= EXERCISE =
Please switch "radio-canvas-scores" to "radio-blackboard-scores" in the entries from the first line up to and including the line with "232, 488, 247]", and give those lines again with everything else unchanged.

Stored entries
☆ ☆ ☆ ☆ ☆
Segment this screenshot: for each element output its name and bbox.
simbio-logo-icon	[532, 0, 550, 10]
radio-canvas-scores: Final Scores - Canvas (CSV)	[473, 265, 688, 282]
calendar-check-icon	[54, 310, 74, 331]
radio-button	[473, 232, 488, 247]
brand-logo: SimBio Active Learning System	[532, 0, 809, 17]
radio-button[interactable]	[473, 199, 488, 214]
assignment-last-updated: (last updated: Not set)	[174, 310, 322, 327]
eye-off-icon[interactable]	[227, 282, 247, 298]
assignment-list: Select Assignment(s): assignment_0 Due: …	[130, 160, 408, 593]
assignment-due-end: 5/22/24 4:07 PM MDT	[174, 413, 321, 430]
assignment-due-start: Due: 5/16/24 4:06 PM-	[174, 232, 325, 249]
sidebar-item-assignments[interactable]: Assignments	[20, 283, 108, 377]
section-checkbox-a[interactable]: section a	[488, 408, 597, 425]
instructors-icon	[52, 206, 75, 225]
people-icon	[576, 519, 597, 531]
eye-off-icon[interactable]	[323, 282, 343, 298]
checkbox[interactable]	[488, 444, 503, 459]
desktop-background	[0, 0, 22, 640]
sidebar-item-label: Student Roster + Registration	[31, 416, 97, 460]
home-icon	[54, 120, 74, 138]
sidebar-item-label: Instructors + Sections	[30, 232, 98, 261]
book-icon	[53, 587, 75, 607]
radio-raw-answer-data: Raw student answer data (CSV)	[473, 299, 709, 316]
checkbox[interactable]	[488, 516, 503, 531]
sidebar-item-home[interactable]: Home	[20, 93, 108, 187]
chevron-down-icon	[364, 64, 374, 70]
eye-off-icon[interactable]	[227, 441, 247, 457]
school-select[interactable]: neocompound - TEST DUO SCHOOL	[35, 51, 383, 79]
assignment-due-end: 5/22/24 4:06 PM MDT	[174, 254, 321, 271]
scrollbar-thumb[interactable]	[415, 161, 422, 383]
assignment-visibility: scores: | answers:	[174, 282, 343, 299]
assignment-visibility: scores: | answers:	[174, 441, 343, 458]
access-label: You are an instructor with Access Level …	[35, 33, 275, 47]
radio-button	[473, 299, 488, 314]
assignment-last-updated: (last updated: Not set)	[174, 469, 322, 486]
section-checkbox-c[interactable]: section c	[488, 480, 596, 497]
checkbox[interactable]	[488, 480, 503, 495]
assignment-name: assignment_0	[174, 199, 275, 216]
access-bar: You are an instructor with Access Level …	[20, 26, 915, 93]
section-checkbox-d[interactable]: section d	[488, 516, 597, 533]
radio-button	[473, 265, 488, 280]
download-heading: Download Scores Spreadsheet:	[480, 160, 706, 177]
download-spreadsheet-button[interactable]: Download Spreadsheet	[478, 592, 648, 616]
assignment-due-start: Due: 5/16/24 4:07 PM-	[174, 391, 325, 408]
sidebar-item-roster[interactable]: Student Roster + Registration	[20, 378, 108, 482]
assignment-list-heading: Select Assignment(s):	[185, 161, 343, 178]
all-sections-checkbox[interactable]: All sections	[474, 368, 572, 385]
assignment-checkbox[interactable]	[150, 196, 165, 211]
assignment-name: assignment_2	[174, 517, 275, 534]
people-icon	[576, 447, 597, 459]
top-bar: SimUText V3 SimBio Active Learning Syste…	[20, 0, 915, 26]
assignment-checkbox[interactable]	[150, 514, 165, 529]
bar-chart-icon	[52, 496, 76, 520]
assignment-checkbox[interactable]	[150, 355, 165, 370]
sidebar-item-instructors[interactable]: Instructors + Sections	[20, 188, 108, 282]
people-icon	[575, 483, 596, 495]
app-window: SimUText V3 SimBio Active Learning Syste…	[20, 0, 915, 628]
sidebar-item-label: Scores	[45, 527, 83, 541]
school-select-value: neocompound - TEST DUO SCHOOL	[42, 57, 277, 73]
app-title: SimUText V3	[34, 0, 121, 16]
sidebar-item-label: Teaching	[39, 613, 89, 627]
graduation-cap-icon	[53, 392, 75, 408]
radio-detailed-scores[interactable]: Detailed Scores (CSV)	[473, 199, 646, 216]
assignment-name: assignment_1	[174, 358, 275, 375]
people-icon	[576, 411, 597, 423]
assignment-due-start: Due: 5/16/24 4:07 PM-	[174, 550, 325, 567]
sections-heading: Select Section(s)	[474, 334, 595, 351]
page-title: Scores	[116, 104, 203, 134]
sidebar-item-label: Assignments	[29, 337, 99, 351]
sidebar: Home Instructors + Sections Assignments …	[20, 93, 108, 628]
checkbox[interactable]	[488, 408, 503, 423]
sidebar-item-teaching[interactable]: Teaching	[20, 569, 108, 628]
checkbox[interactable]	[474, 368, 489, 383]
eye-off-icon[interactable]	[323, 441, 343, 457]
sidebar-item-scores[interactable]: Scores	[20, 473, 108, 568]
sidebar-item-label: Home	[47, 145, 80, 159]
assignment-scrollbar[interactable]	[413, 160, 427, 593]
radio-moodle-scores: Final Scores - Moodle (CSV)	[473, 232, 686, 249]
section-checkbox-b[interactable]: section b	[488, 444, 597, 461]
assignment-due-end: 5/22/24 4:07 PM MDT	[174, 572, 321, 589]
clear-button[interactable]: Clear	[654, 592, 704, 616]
☆ ☆ ☆ ☆ ☆
= TASK RESULT =
Segment this screenshot: for each element output its name and bbox.
simbio-logo-icon	[532, 0, 550, 10]
radio-blackboard-scores: Final Scores - Canvas (CSV)	[473, 265, 688, 282]
calendar-check-icon	[54, 310, 74, 331]
radio-button	[473, 232, 488, 247]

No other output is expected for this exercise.